Extracted data entries.
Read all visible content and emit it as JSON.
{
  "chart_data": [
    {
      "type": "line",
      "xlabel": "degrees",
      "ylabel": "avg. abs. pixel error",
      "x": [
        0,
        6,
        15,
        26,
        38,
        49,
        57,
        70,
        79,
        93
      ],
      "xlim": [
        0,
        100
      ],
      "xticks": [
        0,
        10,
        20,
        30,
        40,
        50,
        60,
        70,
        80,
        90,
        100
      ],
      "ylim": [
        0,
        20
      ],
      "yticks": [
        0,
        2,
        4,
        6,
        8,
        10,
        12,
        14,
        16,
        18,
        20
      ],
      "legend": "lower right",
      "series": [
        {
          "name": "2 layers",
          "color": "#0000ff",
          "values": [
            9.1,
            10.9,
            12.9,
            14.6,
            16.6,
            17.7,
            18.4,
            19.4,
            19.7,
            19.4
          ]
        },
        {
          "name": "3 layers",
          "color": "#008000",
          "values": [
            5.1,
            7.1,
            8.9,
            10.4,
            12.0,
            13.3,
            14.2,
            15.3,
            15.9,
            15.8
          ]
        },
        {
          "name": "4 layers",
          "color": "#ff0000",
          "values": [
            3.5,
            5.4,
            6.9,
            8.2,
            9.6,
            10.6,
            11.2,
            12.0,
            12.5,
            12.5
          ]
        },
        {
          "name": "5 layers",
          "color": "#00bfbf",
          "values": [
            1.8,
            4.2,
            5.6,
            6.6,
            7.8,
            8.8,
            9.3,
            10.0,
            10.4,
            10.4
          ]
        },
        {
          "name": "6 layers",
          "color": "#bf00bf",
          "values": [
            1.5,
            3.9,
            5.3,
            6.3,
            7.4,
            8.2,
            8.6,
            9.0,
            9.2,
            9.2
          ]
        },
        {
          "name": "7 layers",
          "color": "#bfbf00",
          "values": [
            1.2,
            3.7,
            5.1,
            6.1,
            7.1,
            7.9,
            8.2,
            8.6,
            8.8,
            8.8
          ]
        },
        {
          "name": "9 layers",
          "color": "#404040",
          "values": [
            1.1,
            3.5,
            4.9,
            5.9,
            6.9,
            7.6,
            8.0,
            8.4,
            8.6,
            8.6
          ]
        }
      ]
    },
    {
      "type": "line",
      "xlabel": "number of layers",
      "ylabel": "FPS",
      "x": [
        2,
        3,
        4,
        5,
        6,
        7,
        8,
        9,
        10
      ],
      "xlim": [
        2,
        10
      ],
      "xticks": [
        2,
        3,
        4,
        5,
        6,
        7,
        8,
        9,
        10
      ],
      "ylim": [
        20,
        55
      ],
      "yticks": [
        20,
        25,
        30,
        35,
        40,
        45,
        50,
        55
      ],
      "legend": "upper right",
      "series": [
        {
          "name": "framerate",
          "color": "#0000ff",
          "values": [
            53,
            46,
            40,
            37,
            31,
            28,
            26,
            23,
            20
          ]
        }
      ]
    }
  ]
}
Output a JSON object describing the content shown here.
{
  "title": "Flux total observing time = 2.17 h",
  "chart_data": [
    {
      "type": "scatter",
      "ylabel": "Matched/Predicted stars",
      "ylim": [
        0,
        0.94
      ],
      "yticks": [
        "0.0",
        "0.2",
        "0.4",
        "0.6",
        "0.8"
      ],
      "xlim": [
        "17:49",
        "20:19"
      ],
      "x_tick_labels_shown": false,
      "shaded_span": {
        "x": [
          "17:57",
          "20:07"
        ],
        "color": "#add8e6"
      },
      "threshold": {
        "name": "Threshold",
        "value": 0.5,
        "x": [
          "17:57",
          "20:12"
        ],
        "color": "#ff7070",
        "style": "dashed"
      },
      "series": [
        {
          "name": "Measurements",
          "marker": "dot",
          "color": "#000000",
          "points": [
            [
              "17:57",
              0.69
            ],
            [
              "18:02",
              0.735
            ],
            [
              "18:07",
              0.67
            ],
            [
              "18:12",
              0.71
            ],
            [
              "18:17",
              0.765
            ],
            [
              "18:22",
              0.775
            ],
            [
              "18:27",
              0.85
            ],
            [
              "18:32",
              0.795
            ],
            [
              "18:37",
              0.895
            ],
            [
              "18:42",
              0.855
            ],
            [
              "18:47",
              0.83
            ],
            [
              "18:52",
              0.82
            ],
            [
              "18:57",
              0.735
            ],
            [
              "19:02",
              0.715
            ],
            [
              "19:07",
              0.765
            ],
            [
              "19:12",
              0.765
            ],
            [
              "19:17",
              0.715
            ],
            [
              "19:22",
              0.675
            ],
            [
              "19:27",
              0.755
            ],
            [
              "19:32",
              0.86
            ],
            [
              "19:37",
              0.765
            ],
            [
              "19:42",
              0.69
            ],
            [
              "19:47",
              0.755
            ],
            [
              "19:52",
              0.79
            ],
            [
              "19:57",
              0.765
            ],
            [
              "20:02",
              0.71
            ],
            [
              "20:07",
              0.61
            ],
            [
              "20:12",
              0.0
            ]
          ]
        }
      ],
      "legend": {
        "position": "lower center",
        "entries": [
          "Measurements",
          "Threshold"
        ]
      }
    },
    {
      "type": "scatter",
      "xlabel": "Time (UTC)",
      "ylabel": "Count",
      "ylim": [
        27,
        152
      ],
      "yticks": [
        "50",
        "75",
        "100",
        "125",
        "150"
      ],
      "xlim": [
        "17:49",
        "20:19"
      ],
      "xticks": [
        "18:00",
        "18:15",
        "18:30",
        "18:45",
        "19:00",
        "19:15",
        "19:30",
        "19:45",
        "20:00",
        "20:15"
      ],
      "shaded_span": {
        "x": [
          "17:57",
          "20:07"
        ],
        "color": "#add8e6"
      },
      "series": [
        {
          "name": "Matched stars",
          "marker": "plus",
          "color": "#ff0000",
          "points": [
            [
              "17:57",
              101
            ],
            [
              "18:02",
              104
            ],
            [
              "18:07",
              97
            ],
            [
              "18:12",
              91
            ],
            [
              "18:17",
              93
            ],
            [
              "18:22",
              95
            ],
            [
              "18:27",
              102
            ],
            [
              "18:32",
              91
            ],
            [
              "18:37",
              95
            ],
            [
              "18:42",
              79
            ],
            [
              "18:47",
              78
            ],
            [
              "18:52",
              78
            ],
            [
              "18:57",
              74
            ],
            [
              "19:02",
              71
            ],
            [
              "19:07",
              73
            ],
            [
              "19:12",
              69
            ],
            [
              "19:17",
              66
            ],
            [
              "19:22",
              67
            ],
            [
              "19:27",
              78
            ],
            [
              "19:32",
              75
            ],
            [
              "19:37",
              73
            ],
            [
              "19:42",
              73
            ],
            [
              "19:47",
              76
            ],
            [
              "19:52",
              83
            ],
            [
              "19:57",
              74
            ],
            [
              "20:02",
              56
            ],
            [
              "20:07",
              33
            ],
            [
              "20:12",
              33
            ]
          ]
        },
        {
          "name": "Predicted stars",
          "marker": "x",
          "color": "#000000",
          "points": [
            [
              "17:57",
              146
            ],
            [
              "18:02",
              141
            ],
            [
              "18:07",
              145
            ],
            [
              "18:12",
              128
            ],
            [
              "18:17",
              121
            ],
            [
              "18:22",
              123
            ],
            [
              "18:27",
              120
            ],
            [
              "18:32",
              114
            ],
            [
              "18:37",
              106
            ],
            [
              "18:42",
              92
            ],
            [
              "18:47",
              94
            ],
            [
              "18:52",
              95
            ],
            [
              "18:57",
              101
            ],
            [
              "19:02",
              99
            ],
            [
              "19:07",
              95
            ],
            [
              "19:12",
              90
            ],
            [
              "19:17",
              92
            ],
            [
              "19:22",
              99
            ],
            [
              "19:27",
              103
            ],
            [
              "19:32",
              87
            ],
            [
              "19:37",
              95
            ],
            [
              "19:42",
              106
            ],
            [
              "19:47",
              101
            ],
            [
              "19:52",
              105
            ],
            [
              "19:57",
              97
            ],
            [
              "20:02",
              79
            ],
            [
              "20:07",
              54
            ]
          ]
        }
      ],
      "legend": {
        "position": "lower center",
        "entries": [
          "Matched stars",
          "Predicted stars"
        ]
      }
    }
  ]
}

WHAT IS REQUIRED. Show all lines from the listing above in which "Matched" appears.

SOLUTION.
      "ylabel": "Matched/Predicted stars",
          "name": "Matched stars",
          "Matched stars",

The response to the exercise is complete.